* [ROWS]
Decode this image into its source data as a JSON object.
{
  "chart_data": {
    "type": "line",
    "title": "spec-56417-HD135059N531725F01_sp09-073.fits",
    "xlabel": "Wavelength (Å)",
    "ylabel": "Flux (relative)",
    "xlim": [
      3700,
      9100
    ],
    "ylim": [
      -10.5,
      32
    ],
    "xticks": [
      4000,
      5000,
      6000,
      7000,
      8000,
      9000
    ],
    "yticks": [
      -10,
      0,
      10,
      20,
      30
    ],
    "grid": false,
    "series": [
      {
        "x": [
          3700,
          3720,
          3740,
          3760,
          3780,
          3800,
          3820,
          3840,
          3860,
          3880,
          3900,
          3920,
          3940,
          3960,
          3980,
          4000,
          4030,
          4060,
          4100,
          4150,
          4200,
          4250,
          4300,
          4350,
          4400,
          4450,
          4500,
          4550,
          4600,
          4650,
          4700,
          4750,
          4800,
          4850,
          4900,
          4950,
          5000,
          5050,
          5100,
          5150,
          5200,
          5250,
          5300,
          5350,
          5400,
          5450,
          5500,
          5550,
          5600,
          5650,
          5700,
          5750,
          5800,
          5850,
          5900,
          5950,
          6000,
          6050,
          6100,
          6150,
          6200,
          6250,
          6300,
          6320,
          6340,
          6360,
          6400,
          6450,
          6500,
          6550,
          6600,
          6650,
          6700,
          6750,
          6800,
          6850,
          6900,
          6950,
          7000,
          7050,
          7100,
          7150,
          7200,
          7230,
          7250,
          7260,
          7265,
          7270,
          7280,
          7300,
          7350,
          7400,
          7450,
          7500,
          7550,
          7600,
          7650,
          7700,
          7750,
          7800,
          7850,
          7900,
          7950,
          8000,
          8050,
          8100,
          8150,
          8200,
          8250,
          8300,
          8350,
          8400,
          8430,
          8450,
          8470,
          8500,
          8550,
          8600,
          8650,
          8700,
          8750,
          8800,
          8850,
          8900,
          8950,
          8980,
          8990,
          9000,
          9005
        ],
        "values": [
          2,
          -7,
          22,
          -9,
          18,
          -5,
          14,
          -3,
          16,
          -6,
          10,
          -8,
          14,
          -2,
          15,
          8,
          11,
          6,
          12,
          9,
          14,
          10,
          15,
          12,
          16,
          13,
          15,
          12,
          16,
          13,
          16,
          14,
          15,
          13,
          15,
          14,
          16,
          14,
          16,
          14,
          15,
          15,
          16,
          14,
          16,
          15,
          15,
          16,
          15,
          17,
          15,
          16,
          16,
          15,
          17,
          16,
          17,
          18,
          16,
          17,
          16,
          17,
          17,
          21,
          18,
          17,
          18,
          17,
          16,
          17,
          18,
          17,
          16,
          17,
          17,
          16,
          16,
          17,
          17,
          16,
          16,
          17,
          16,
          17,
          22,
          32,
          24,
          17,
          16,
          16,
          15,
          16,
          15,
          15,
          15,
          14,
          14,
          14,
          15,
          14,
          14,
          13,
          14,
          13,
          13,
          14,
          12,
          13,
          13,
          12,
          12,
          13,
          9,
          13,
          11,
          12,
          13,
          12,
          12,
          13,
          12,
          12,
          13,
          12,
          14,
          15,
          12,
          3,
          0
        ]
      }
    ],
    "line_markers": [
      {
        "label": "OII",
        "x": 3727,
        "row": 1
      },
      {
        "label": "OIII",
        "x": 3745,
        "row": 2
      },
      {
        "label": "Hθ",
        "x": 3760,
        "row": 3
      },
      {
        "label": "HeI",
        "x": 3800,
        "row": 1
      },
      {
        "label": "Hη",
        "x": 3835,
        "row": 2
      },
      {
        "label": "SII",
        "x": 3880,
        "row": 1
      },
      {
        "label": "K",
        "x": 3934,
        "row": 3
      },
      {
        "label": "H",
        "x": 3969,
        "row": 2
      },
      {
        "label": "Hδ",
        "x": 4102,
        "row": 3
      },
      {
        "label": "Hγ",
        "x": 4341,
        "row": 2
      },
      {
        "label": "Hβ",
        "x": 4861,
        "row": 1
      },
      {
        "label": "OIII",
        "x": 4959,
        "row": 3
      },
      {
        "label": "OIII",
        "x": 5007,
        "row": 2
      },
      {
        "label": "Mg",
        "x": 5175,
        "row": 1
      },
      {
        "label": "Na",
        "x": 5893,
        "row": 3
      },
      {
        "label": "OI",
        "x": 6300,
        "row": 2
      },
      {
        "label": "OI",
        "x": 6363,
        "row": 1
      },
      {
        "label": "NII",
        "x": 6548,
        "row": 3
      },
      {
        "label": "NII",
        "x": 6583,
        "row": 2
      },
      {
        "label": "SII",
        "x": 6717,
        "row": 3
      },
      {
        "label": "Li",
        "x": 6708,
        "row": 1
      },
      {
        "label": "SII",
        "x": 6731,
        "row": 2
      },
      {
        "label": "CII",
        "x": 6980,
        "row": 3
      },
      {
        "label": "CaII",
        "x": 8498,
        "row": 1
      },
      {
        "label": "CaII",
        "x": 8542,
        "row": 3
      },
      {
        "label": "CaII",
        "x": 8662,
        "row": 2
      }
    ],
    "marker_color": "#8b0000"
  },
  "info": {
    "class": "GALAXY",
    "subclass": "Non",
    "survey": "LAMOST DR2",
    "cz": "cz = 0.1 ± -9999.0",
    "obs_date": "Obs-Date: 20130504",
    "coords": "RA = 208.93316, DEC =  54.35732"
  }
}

* [EXERCISE DESCRIPTION]
What is needed here is an exact reproduction of all the entries.

* [ANSWER TO THE EXERCISE]
Decode this image into its source data as a JSON object.
{
  "chart_data": {
    "type": "line",
    "title": "spec-56417-HD135059N531725F01_sp09-073.fits",
    "xlabel": "Wavelength (Å)",
    "ylabel": "Flux (relative)",
    "xlim": [
      3700,
      9100
    ],
    "ylim": [
      -10.5,
      32
    ],
    "xticks": [
      4000,
      5000,
      6000,
      7000,
      8000,
      9000
    ],
    "yticks": [
      -10,
      0,
      10,
      20,
      30
    ],
    "grid": false,
    "series": [
      {
        "x": [
          3700,
          3720,
          3740,
          3760,
          3780,
          3800,
          3820,
          3840,
          3860,
          3880,
          3900,
          3920,
          3940,
          3960,
          3980,
          4000,
          4030,
          4060,
          4100,
          4150,
          4200,
          4250,
          4300,
          4350,
          4400,
          4450,
          4500,
          4550,
          4600,
          4650,
          4700,
          4750,
          4800,
          4850,
          4900,
          4950,
          5000,
          5050,
          5100,
          5150,
          5200,
          5250,
          5300,
          5350,
          5400,
          5450,
          5500,
          5550,
          5600,
          5650,
          5700,
          5750,
          5800,
          5850,
          5900,
          5950,
          6000,
          6050,
          6100,
          6150,
          6200,
          6250,
          6300,
          6320,
          6340,
          6360,
          6400,
          6450,
          6500,
          6550,
          6600,
          6650,
          6700,
          6750,
          6800,
          6850,
          6900,
          6950,
          7000,
          7050,
          7100,
          7150,
          7200,
          7230,
          7250,
          7260,
          7265,
          7270,
          7280,
          7300,
          7350,
          7400,
          7450,
          7500,
          7550,
          7600,
          7650,
          7700,
          7750,
          7800,
          7850,
          7900,
          7950,
          8000,
          8050,
          8100,
          8150,
          8200,
          8250,
          8300,
          8350,
          8400,
          8430,
          8450,
          8470,
          8500,
          8550,
          8600,
          8650,
          8700,
          8750,
          8800,
          8850,
          8900,
          8950,
          8980,
          8990,
          9000,
          9005
        ],
        "values": [
          2,
          -7,
          22,
          -9,
          18,
          -5,
          14,
          -3,
          16,
          -6,
          10,
          -8,
          14,
          -2,
          15,
          8,
          11,
          6,
          12,
          9,
          14,
          10,
          15,
          12,
          16,
          13,
          15,
          12,
          16,
          13,
          16,
          14,
          15,
          13,
          15,
          14,
          16,
          14,
          16,
          14,
          15,
          15,
          16,
          14,
          16,
          15,
          15,
          16,
          15,
          17,
          15,
          16,
          16,
          15,
          17,
          16,
          17,
          18,
          16,
          17,
          16,
          17,
          17,
          21,
          18,
          17,
          18,
          17,
          16,
          17,
          18,
          17,
          16,
          17,
          17,
          16,
          16,
          17,
          17,
          16,
          16,
          17,
          16,
          17,
          22,
          32,
          24,
          17,
          16,
          16,
          15,
          16,
          15,
          15,
          15,
          14,
          14,
          14,
          15,
          14,
          14,
          13,
          14,
          13,
          13,
          14,
          12,
          13,
          13,
          12,
          12,
          13,
          9,
          13,
          11,
          12,
          13,
          12,
          12,
          13,
          12,
          12,
          13,
          12,
          14,
          15,
          12,
          3,
          0
        ]
      }
    ],
    "line_markers": [
      {
        "label": "OII",
        "x": 3727,
        "row": 1
      },
      {
        "label": "OIII",
        "x": 3745,
        "row": 2
      },
      {
        "label": "Hθ",
        "x": 3760,
        "row": 3
      },
      {
        "label": "HeI",
        "x": 3800,
        "row": 1
      },
      {
        "label": "Hη",
        "x": 3835,
        "row": 2
      },
      {
        "label": "SII",
        "x": 3880,
        "row": 1
      },
      {
        "label": "K",
        "x": 3934,
        "row": 3
      },
      {
        "label": "H",
        "x": 3969,
        "row": 2
      },
      {
        "label": "Hδ",
        "x": 4102,
        "row": 3
      },
      {
        "label": "Hγ",
        "x": 4341,
        "row": 2
      },
      {
        "label": "Hβ",
        "x": 4861,
        "row": 1
      },
      {
        "label": "OIII",
        "x": 4959,
        "row": 3
      },
      {
        "label": "OIII",
        "x": 5007,
        "row": 2
      },
      {
        "label": "Mg",
        "x": 5175,
        "row": 1
      },
      {
        "label": "Na",
        "x": 5893,
        "row": 3
      },
      {
        "label": "OI",
        "x": 6300,
        "row": 2
      },
      {
        "label": "OI",
        "x": 6363,
        "row": 1
      },
      {
        "label": "NII",
        "x": 6548,
        "row": 3
      },
      {
        "label": "NII",
        "x": 6583,
        "row": 2
      },
      {
        "label": "SII",
        "x": 6717,
        "row": 3
      },
      {
        "label": "Li",
        "x": 6708,
        "row": 1
      },
      {
        "label": "SII",
        "x": 6731,
        "row": 2
      },
      {
        "label": "CII",
        "x": 6980,
        "row": 3
      },
      {
        "label": "CaII",
        "x": 8498,
        "row": 1
      },
      {
        "label": "CaII",
        "x": 8542,
        "row": 3
      },
      {
        "label": "CaII",
        "x": 8662,
        "row": 2
      }
    ],
    "marker_color": "#8b0000"
  },
  "info": {
    "class": "GALAXY",
    "subclass": "Non",
    "survey": "LAMOST DR2",
    "cz": "cz = 0.1 ± -9999.0",
    "obs_date": "Obs-Date: 20130504",
    "coords": "RA = 208.93316, DEC =  54.35732"
  }
}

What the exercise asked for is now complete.